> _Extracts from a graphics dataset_
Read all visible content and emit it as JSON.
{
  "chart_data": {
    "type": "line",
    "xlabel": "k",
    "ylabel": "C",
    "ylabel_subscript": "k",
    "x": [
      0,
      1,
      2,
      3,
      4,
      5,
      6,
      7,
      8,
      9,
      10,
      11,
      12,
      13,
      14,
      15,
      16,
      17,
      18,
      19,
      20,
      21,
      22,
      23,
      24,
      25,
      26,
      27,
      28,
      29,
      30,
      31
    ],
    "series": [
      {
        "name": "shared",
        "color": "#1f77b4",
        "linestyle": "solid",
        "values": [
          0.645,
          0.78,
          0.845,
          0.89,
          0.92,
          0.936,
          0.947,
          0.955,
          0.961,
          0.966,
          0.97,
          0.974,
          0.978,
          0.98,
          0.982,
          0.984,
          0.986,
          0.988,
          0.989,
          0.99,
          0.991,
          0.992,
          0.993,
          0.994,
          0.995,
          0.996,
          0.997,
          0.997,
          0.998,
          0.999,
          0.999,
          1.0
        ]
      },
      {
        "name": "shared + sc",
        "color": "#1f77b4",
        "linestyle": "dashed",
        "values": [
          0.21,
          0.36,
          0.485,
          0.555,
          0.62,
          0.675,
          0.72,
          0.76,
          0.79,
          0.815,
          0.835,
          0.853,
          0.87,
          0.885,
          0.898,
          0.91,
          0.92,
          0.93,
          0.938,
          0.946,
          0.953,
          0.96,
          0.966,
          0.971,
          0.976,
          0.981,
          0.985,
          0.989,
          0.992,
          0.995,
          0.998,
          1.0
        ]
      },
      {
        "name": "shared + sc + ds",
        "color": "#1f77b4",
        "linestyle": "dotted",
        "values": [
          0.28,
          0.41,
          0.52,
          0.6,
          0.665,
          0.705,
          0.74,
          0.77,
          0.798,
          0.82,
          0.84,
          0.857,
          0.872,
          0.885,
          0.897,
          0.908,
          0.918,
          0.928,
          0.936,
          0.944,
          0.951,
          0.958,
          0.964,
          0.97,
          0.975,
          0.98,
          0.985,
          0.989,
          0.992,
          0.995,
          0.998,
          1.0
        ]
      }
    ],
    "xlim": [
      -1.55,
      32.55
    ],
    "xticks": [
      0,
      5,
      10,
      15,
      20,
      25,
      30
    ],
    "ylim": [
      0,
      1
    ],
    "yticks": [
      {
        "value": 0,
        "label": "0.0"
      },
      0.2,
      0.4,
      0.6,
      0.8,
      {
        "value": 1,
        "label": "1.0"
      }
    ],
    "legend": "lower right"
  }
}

> _Directions_
Set out the complete listing exactly as shown.

> _Task result_
Read all visible content and emit it as JSON.
{
  "chart_data": {
    "type": "line",
    "xlabel": "k",
    "ylabel": "C",
    "ylabel_subscript": "k",
    "x": [
      0,
      1,
      2,
      3,
      4,
      5,
      6,
      7,
      8,
      9,
      10,
      11,
      12,
      13,
      14,
      15,
      16,
      17,
      18,
      19,
      20,
      21,
      22,
      23,
      24,
      25,
      26,
      27,
      28,
      29,
      30,
      31
    ],
    "series": [
      {
        "name": "shared",
        "color": "#1f77b4",
        "linestyle": "solid",
        "values": [
          0.645,
          0.78,
          0.845,
          0.89,
          0.92,
          0.936,
          0.947,
          0.955,
          0.961,
          0.966,
          0.97,
          0.974,
          0.978,
          0.98,
          0.982,
          0.984,
          0.986,
          0.988,
          0.989,
          0.99,
          0.991,
          0.992,
          0.993,
          0.994,
          0.995,
          0.996,
          0.997,
          0.997,
          0.998,
          0.999,
          0.999,
          1.0
        ]
      },
      {
        "name": "shared + sc",
        "color": "#1f77b4",
        "linestyle": "dashed",
        "values": [
          0.21,
          0.36,
          0.485,
          0.555,
          0.62,
          0.675,
          0.72,
          0.76,
          0.79,
          0.815,
          0.835,
          0.853,
          0.87,
          0.885,
          0.898,
          0.91,
          0.92,
          0.93,
          0.938,
          0.946,
          0.953,
          0.96,
          0.966,
          0.971,
          0.976,
          0.981,
          0.985,
          0.989,
          0.992,
          0.995,
          0.998,
          1.0
        ]
      },
      {
        "name": "shared + sc + ds",
        "color": "#1f77b4",
        "linestyle": "dotted",
        "values": [
          0.28,
          0.41,
          0.52,
          0.6,
          0.665,
          0.705,
          0.74,
          0.77,
          0.798,
          0.82,
          0.84,
          0.857,
          0.872,
          0.885,
          0.897,
          0.908,
          0.918,
          0.928,
          0.936,
          0.944,
          0.951,
          0.958,
          0.964,
          0.97,
          0.975,
          0.98,
          0.985,
          0.989,
          0.992,
          0.995,
          0.998,
          1.0
        ]
      }
    ],
    "xlim": [
      -1.55,
      32.55
    ],
    "xticks": [
      0,
      5,
      10,
      15,
      20,
      25,
      30
    ],
    "ylim": [
      0,
      1
    ],
    "yticks": [
      {
        "value": 0,
        "label": "0.0"
      },
      0.2,
      0.4,
      0.6,
      0.8,
      {
        "value": 1,
        "label": "1.0"
      }
    ],
    "legend": "lower right"
  }
}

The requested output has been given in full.